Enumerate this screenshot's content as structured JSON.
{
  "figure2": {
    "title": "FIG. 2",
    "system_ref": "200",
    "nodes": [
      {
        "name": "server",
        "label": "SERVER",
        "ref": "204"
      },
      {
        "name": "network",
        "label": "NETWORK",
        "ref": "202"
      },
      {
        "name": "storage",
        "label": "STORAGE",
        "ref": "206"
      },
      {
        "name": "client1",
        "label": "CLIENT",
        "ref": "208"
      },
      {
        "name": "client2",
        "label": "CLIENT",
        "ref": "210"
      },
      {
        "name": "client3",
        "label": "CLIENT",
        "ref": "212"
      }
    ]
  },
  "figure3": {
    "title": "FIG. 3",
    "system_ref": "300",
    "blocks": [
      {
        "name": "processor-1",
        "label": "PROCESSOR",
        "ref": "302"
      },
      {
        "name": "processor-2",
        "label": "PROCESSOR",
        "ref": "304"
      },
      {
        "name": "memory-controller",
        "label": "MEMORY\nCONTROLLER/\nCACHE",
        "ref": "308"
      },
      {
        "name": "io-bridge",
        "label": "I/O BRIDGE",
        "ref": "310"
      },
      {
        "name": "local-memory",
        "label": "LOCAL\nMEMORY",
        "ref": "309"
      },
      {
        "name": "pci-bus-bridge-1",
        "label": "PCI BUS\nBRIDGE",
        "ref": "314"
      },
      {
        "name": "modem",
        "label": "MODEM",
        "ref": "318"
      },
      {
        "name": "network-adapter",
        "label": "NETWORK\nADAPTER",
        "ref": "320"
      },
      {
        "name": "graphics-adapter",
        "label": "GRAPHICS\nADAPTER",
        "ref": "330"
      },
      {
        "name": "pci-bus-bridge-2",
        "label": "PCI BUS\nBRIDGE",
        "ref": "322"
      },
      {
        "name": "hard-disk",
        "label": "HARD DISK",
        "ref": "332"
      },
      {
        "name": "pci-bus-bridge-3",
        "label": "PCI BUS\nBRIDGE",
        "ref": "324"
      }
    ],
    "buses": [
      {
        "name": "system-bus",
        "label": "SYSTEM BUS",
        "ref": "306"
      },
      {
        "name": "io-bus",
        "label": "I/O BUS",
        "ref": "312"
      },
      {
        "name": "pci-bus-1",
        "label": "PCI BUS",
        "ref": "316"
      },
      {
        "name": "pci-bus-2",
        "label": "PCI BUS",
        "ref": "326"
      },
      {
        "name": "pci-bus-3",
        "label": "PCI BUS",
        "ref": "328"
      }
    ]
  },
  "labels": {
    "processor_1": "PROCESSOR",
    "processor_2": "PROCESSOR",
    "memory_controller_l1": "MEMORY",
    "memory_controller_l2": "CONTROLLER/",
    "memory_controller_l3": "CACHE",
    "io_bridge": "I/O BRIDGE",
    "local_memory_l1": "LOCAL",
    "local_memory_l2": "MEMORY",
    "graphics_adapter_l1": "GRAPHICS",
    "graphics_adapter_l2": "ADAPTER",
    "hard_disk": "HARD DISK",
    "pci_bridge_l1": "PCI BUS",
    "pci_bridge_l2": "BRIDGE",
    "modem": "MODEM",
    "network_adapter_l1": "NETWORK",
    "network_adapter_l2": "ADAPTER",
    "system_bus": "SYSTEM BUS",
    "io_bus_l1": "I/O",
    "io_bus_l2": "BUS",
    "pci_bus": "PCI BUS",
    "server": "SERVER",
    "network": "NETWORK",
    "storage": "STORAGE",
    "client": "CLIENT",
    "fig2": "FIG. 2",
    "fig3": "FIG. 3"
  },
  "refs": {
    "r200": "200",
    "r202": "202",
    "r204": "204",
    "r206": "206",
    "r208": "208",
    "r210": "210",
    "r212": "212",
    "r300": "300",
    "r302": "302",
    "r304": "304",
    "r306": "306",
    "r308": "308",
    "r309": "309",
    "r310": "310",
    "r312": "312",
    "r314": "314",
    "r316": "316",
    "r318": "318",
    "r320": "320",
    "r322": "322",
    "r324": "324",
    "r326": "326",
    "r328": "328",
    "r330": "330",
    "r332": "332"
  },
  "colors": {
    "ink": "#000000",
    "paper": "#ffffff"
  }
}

########

• Written exercise:
Return all of the data exactly as it reads.

• Correct response:
Enumerate this screenshot's content as structured JSON.
{
  "figure2": {
    "title": "FIG. 2",
    "system_ref": "200",
    "nodes": [
      {
        "name": "server",
        "label": "SERVER",
        "ref": "204"
      },
      {
        "name": "network",
        "label": "NETWORK",
        "ref": "202"
      },
      {
        "name": "storage",
        "label": "STORAGE",
        "ref": "206"
      },
      {
        "name": "client1",
        "label": "CLIENT",
        "ref": "208"
      },
      {
        "name": "client2",
        "label": "CLIENT",
        "ref": "210"
      },
      {
        "name": "client3",
        "label": "CLIENT",
        "ref": "212"
      }
    ]
  },
  "figure3": {
    "title": "FIG. 3",
    "system_ref": "300",
    "blocks": [
      {
        "name": "processor-1",
        "label": "PROCESSOR",
        "ref": "302"
      },
      {
        "name": "processor-2",
        "label": "PROCESSOR",
        "ref": "304"
      },
      {
        "name": "memory-controller",
        "label": "MEMORY\nCONTROLLER/\nCACHE",
        "ref": "308"
      },
      {
        "name": "io-bridge",
        "label": "I/O BRIDGE",
        "ref": "310"
      },
      {
        "name": "local-memory",
        "label": "LOCAL\nMEMORY",
        "ref": "309"
      },
      {
        "name": "pci-bus-bridge-1",
        "label": "PCI BUS\nBRIDGE",
        "ref": "314"
      },
      {
        "name": "modem",
        "label": "MODEM",
        "ref": "318"
      },
      {
        "name": "network-adapter",
        "label": "NETWORK\nADAPTER",
        "ref": "320"
      },
      {
        "name": "graphics-adapter",
        "label": "GRAPHICS\nADAPTER",
        "ref": "330"
      },
      {
        "name": "pci-bus-bridge-2",
        "label": "PCI BUS\nBRIDGE",
        "ref": "322"
      },
      {
        "name": "hard-disk",
        "label": "HARD DISK",
        "ref": "332"
      },
      {
        "name": "pci-bus-bridge-3",
        "label": "PCI BUS\nBRIDGE",
        "ref": "324"
      }
    ],
    "buses": [
      {
        "name": "system-bus",
        "label": "SYSTEM BUS",
        "ref": "306"
      },
      {
        "name": "io-bus",
        "label": "I/O BUS",
        "ref": "312"
      },
      {
        "name": "pci-bus-1",
        "label": "PCI BUS",
        "ref": "316"
      },
      {
        "name": "pci-bus-2",
        "label": "PCI BUS",
        "ref": "326"
      },
      {
        "name": "pci-bus-3",
        "label": "PCI BUS",
        "ref": "328"
      }
    ]
  },
  "labels": {
    "processor_1": "PROCESSOR",
    "processor_2": "PROCESSOR",
    "memory_controller_l1": "MEMORY",
    "memory_controller_l2": "CONTROLLER/",
    "memory_controller_l3": "CACHE",
    "io_bridge": "I/O BRIDGE",
    "local_memory_l1": "LOCAL",
    "local_memory_l2": "MEMORY",
    "graphics_adapter_l1": "GRAPHICS",
    "graphics_adapter_l2": "ADAPTER",
    "hard_disk": "HARD DISK",
    "pci_bridge_l1": "PCI BUS",
    "pci_bridge_l2": "BRIDGE",
    "modem": "MODEM",
    "network_adapter_l1": "NETWORK",
    "network_adapter_l2": "ADAPTER",
    "system_bus": "SYSTEM BUS",
    "io_bus_l1": "I/O",
    "io_bus_l2": "BUS",
    "pci_bus": "PCI BUS",
    "server": "SERVER",
    "network": "NETWORK",
    "storage": "STORAGE",
    "client": "CLIENT",
    "fig2": "FIG. 2",
    "fig3": "FIG. 3"
  },
  "refs": {
    "r200": "200",
    "r202": "202",
    "r204": "204",
    "r206": "206",
    "r208": "208",
    "r210": "210",
    "r212": "212",
    "r300": "300",
    "r302": "302",
    "r304": "304",
    "r306": "306",
    "r308": "308",
    "r309": "309",
    "r310": "310",
    "r312": "312",
    "r314": "314",
    "r316": "316",
    "r318": "318",
    "r320": "320",
    "r322": "322",
    "r324": "324",
    "r326": "326",
    "r328": "328",
    "r330": "330",
    "r332": "332"
  },
  "colors": {
    "ink": "#000000",
    "paper": "#ffffff"
  }
}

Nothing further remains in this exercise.